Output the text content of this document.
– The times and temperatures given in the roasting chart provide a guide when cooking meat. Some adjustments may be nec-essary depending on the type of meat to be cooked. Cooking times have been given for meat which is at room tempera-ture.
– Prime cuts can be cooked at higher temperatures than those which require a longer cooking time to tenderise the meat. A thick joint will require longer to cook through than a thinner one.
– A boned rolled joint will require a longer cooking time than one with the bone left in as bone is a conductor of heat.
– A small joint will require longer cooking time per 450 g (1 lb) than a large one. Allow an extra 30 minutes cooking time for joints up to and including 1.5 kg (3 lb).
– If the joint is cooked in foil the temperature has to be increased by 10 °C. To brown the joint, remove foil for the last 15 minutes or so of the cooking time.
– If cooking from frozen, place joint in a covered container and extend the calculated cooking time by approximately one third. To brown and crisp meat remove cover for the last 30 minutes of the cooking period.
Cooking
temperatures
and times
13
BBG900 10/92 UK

···

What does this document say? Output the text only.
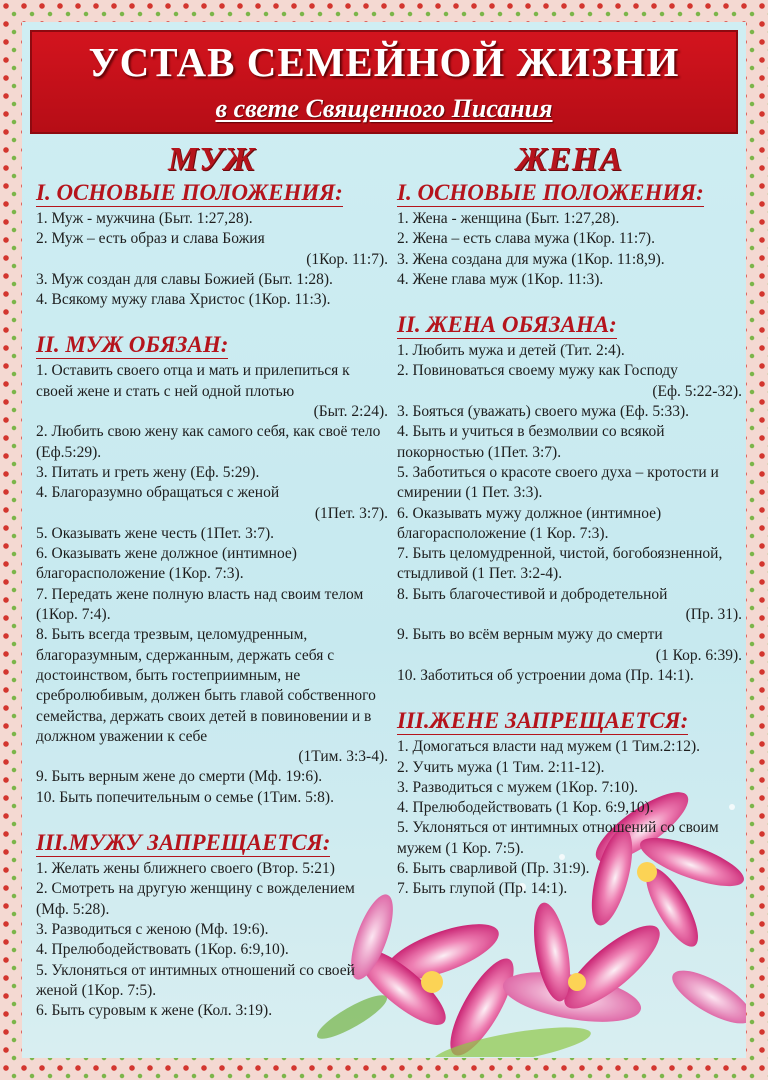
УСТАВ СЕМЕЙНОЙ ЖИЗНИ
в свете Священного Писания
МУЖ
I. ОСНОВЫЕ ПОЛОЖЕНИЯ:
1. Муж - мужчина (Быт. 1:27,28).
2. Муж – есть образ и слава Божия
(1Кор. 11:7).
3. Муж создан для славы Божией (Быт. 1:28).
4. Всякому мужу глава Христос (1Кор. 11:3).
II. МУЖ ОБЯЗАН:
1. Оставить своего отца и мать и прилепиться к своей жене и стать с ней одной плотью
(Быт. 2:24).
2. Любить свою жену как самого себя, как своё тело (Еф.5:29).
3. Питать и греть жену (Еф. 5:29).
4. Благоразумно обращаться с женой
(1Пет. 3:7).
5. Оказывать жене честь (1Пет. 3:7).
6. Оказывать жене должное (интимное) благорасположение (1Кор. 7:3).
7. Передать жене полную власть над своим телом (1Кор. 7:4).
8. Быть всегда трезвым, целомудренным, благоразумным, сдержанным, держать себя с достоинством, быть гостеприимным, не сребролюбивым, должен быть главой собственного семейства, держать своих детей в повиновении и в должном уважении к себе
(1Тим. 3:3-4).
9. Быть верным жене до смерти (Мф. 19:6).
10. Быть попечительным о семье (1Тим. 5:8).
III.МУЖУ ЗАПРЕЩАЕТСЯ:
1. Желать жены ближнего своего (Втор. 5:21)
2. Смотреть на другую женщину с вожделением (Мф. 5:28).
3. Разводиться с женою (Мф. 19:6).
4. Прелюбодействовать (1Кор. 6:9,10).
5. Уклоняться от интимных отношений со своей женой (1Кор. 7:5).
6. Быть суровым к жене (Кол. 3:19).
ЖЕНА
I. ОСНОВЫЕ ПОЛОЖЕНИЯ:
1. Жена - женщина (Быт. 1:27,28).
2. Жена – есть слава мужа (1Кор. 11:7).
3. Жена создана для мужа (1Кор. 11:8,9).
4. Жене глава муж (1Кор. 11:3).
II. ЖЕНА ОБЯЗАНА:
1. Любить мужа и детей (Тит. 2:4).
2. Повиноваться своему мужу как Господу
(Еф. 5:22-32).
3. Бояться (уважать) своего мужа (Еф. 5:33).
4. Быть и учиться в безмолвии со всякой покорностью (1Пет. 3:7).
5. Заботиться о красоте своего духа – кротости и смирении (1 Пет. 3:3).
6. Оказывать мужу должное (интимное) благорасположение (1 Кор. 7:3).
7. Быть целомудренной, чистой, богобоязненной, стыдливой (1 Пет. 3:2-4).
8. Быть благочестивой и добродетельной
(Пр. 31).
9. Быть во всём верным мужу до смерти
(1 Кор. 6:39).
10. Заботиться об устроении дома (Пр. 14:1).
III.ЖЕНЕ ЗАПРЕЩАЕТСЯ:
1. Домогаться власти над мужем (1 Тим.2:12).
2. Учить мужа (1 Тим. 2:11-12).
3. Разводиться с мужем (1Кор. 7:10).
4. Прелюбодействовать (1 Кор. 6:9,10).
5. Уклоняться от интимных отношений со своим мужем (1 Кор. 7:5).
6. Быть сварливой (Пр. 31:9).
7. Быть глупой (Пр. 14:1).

···

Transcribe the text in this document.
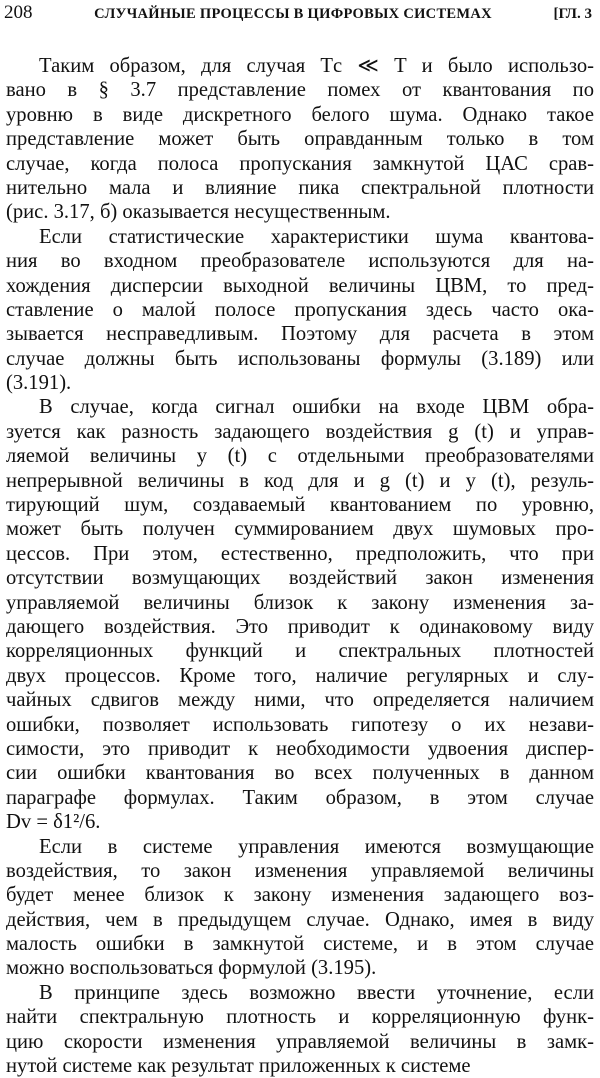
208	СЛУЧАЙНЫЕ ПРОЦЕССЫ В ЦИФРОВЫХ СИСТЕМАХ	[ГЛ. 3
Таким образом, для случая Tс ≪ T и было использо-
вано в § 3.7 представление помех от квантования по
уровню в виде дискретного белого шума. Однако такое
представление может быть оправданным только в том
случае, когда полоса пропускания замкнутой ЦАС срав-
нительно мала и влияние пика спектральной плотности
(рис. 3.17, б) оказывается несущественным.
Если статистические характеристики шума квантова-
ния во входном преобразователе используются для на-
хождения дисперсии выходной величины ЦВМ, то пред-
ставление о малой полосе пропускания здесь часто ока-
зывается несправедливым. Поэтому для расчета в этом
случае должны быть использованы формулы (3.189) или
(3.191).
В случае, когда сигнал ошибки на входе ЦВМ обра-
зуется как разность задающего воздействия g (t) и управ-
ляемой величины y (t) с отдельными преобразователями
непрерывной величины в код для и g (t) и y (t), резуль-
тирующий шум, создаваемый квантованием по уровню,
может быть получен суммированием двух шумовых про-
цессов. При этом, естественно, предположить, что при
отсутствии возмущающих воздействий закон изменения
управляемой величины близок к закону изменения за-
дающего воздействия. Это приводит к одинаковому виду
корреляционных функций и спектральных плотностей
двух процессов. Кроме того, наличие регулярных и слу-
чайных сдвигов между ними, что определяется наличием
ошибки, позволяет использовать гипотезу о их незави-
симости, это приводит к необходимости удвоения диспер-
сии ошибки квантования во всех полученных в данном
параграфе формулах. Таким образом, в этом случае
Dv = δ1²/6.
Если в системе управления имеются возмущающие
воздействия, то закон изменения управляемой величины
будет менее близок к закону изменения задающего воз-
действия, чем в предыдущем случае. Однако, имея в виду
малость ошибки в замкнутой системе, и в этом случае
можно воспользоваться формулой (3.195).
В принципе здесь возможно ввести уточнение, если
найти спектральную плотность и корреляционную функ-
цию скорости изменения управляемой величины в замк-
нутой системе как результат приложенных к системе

···

### TASK DIRECTIONS
Show every line from the entries above in which "Уклоняться" appears.

### RESULT OF THE TASK
5. Уклоняться от интимных отношений со своей женой (1Кор. 7:5).
5. Уклоняться от интимных отношений со своим мужем (1 Кор. 7:5).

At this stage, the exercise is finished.